**What to work on**
Pull out each line of the data that includes the word "integra".

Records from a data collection
———

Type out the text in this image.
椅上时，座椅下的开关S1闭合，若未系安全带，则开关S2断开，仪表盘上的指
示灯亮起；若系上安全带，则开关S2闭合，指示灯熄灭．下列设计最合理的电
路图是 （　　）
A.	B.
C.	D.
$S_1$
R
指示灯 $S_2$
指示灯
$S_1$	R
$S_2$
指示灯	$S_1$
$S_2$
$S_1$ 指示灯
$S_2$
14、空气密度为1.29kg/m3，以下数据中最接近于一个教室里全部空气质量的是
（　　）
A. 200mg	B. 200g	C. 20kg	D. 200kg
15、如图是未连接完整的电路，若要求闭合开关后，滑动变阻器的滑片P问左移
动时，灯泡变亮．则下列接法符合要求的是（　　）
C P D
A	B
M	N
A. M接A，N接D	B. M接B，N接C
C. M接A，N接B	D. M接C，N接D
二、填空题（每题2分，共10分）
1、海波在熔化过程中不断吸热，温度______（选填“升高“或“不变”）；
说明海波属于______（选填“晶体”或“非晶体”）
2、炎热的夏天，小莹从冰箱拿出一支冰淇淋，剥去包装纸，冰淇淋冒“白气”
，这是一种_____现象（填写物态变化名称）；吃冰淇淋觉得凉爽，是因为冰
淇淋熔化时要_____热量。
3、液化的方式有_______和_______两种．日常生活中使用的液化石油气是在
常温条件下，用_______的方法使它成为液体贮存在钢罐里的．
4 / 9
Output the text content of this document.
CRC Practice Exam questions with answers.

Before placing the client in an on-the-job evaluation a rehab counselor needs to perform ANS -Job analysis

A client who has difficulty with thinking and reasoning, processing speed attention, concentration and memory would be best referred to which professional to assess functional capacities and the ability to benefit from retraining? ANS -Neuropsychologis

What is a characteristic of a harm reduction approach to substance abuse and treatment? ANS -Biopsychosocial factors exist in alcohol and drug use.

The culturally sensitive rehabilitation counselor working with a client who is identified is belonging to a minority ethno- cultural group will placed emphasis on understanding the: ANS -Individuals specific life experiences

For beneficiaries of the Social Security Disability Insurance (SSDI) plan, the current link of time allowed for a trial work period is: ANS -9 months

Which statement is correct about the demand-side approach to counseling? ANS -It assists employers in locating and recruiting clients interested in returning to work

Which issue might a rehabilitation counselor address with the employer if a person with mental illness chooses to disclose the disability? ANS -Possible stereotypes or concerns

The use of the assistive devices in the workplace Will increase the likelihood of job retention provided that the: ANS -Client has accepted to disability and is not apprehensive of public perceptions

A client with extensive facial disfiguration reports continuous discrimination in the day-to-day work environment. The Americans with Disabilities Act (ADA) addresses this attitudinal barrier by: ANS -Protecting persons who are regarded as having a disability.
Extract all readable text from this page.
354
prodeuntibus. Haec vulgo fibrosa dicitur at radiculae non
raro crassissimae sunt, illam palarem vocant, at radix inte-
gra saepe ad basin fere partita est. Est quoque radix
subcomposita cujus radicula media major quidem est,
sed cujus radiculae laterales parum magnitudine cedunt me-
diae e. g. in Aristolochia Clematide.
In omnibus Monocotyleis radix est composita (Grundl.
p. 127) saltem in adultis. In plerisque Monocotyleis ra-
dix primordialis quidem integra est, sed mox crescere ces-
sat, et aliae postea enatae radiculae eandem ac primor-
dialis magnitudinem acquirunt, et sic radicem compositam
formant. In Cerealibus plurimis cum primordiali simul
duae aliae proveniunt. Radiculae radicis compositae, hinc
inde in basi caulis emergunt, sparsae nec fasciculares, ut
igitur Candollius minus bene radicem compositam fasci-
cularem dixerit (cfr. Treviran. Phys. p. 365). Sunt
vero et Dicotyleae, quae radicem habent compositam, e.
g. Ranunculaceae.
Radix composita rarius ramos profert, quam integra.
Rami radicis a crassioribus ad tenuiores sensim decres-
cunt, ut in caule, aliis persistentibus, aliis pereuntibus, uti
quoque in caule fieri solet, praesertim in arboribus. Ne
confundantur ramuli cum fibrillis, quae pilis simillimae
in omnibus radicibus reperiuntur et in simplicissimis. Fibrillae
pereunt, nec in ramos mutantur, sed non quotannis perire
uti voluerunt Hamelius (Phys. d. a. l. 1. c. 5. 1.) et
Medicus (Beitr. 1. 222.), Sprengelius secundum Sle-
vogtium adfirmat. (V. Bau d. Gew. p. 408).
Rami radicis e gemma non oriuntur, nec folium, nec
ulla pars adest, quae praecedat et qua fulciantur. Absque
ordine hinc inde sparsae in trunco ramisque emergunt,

———

**Correct answer**
dix primordialis quidem integra est, sed mox crescere ces-
Radix composita rarius ramos profert, quam integra.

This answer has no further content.